• Short problem:
Look through the entries below and report how many lines hold the string "time". Only the number is wanted.

(Dataset entries)
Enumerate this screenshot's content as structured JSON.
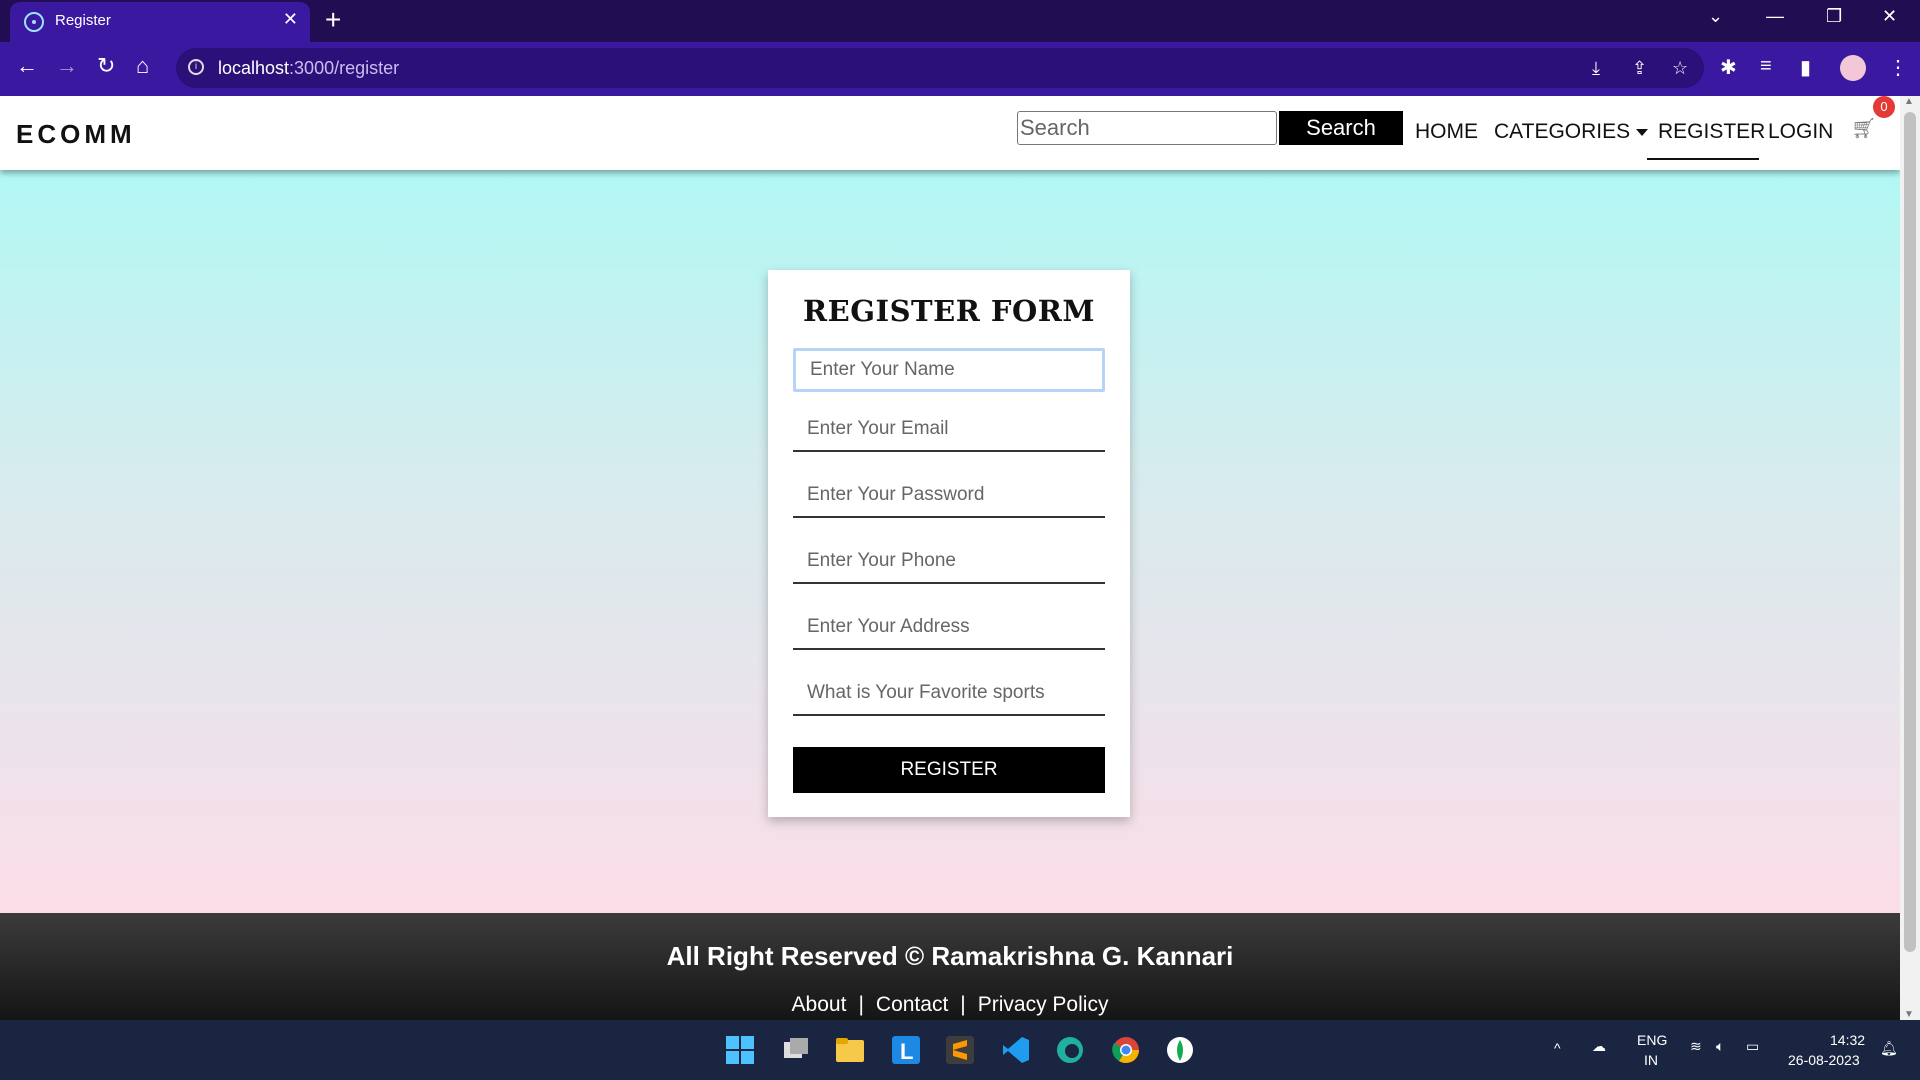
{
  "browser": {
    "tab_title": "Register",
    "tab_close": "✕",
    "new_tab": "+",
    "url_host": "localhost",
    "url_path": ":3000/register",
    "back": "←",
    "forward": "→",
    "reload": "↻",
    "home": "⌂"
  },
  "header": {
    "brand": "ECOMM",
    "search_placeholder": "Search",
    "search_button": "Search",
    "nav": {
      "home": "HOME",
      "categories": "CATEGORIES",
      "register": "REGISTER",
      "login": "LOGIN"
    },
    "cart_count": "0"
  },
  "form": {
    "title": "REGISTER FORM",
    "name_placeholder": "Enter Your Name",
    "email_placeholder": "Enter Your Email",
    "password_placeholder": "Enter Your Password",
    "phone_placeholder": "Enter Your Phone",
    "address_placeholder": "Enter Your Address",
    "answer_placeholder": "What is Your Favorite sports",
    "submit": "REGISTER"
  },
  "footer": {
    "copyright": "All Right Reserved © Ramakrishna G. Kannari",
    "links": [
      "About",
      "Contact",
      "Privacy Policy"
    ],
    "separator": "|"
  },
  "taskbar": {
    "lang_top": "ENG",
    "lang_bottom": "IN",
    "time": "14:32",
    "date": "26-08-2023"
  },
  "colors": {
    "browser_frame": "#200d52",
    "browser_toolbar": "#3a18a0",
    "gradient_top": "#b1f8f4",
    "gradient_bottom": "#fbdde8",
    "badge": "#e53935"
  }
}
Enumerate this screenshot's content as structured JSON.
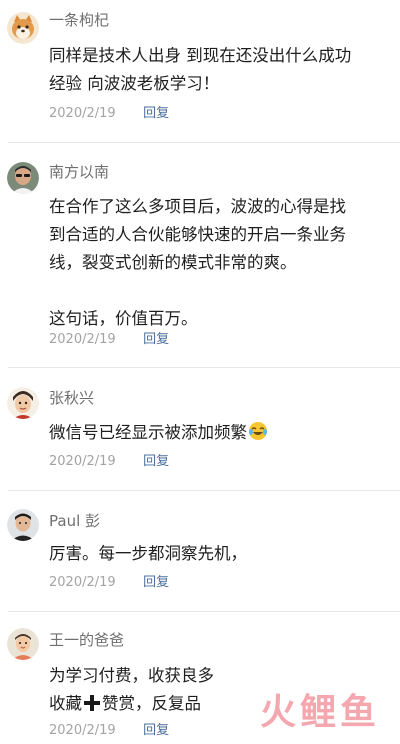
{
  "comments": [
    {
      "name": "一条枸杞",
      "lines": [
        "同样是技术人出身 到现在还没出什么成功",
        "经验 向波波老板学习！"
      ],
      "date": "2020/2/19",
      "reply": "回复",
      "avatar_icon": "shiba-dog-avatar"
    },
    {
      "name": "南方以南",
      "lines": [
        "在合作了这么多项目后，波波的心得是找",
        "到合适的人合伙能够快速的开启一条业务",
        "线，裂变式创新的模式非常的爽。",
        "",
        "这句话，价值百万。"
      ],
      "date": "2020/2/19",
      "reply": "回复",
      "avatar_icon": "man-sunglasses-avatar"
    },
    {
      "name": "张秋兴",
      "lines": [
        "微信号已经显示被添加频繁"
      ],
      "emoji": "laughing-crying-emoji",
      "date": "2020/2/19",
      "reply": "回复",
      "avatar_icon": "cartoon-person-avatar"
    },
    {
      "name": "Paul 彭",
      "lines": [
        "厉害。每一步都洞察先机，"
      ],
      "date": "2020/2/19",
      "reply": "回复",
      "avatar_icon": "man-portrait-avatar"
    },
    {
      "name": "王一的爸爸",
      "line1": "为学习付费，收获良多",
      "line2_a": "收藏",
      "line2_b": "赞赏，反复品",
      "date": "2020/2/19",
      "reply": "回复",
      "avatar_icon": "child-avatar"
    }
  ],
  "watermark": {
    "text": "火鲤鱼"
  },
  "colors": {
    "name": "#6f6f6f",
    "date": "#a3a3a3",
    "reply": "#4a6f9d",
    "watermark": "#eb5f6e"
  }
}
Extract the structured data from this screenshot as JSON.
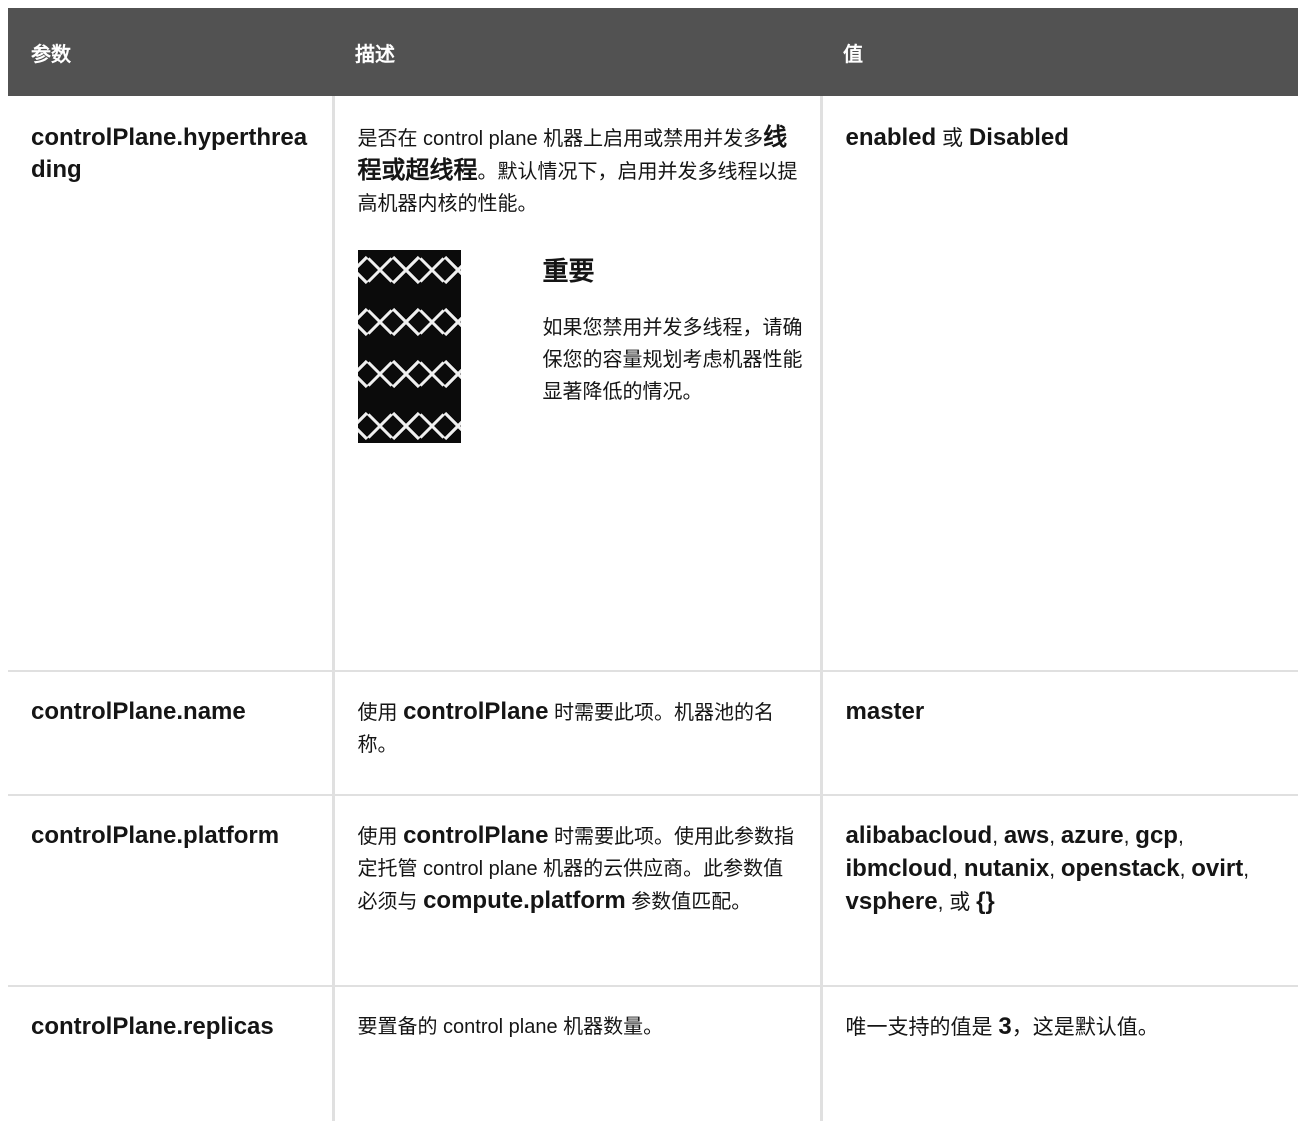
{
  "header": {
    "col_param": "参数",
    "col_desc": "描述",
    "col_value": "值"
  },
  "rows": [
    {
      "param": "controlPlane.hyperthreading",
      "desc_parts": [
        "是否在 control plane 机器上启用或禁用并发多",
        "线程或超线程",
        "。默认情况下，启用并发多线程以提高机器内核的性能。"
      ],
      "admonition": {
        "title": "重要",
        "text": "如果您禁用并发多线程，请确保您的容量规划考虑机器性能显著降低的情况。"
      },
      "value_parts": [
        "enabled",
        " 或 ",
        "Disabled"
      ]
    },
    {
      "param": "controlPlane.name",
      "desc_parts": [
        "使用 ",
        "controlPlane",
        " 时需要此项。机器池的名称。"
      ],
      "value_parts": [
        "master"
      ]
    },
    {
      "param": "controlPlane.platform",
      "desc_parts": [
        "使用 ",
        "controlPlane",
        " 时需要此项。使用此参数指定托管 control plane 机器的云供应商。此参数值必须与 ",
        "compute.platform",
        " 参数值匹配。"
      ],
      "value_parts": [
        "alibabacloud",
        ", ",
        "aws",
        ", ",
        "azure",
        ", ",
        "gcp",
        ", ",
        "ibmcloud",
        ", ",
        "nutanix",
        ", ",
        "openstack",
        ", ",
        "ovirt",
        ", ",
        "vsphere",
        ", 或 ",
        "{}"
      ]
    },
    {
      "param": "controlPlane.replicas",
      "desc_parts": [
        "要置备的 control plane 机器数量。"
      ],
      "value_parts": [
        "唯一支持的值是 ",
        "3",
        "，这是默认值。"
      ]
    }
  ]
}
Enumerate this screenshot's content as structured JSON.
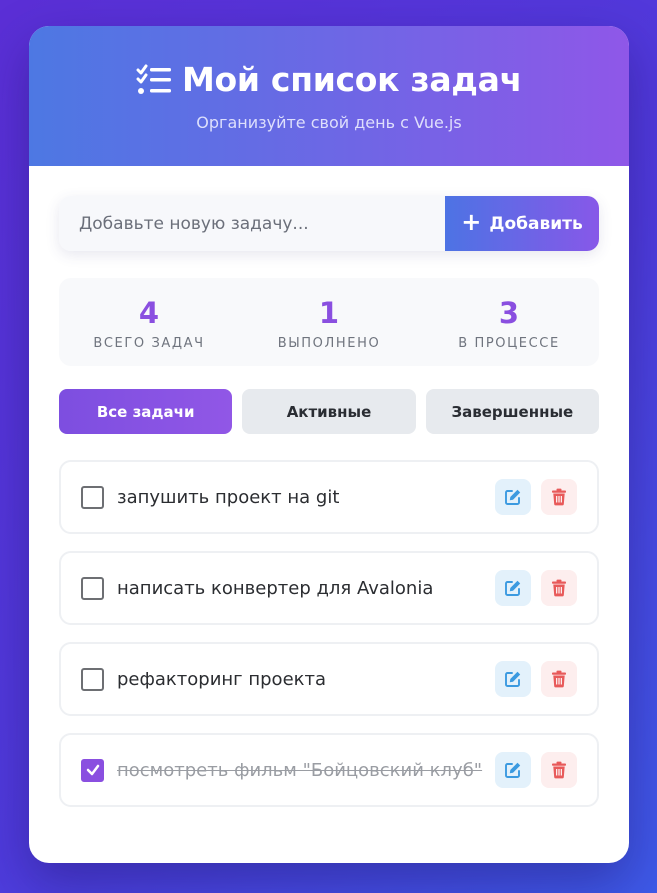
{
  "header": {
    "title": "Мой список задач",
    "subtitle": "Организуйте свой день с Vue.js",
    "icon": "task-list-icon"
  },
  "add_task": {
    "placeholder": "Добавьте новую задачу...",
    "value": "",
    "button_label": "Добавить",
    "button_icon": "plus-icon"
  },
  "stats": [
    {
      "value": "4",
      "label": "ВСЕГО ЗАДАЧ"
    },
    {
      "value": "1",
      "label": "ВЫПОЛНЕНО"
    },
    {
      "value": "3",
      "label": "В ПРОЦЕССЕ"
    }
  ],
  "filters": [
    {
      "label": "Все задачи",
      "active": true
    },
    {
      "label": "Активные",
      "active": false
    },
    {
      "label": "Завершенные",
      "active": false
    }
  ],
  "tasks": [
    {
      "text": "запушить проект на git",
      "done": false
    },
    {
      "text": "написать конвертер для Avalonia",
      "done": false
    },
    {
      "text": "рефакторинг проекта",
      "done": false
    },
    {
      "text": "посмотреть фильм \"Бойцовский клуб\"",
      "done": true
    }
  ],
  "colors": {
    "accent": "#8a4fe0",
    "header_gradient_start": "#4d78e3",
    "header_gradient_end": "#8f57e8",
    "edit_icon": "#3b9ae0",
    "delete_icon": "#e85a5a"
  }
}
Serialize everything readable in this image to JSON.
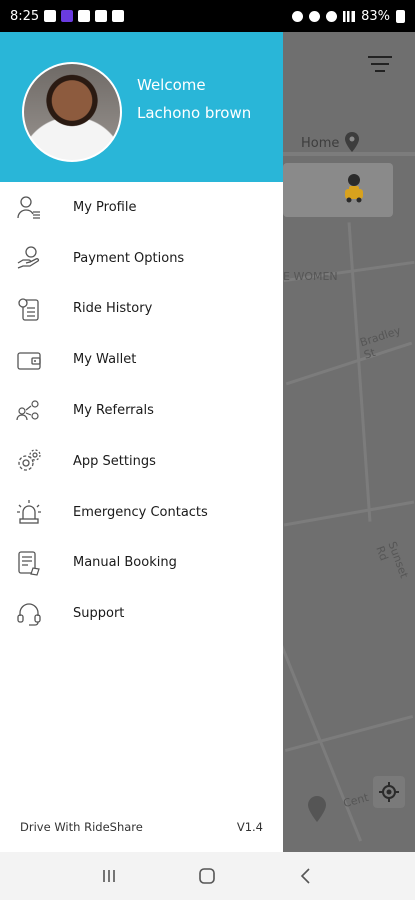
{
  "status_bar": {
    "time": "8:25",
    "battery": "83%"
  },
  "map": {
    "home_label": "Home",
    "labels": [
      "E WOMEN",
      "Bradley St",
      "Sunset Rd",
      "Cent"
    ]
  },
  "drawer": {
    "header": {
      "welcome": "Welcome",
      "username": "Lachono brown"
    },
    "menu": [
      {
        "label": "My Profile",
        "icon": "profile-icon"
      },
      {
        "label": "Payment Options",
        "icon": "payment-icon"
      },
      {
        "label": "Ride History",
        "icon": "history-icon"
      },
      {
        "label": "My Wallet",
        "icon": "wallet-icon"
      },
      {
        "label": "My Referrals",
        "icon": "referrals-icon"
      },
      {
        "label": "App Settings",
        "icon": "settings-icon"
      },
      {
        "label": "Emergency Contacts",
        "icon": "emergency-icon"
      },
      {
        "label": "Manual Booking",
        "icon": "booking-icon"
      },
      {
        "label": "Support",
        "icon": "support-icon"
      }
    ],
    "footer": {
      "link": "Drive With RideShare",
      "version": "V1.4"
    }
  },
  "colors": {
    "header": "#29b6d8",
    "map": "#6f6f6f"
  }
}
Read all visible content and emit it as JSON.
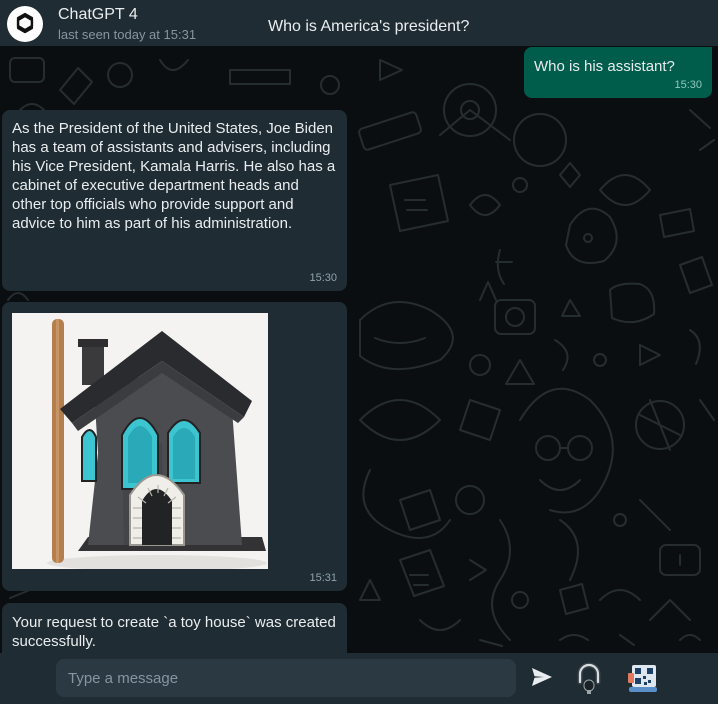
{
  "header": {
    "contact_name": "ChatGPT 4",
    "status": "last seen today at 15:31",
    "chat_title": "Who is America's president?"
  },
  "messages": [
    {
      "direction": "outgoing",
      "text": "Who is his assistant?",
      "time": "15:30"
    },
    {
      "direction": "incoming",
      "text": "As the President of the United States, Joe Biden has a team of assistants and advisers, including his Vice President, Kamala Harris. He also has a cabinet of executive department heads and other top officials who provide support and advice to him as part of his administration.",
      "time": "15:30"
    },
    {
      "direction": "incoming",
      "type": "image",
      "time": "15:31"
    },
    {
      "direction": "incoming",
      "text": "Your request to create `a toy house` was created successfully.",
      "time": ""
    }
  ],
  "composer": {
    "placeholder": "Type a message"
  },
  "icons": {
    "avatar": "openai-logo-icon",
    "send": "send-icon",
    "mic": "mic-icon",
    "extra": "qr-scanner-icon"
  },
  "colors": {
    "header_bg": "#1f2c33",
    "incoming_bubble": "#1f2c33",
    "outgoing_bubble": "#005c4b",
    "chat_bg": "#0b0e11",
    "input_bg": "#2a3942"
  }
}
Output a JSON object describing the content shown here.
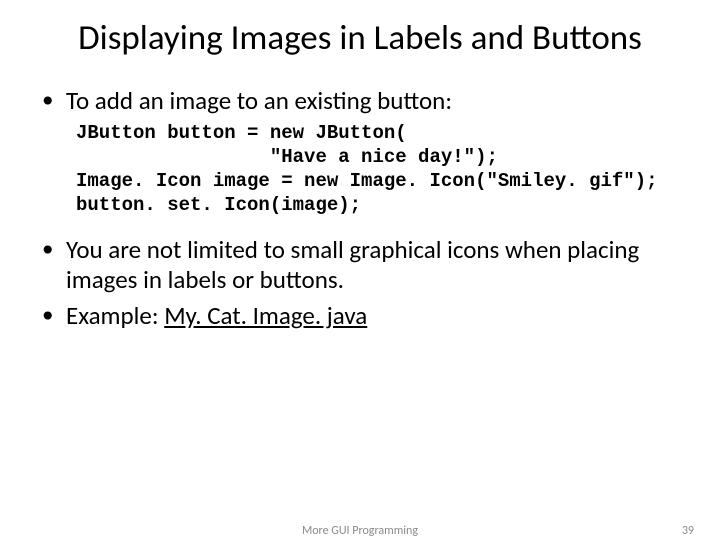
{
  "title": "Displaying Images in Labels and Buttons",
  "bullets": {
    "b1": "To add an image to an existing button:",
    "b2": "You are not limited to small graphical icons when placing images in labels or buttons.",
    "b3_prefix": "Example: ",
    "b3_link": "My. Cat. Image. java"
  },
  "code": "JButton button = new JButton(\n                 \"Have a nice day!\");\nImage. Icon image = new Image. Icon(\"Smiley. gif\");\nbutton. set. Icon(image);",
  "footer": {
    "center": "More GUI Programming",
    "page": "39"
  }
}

• Result:
6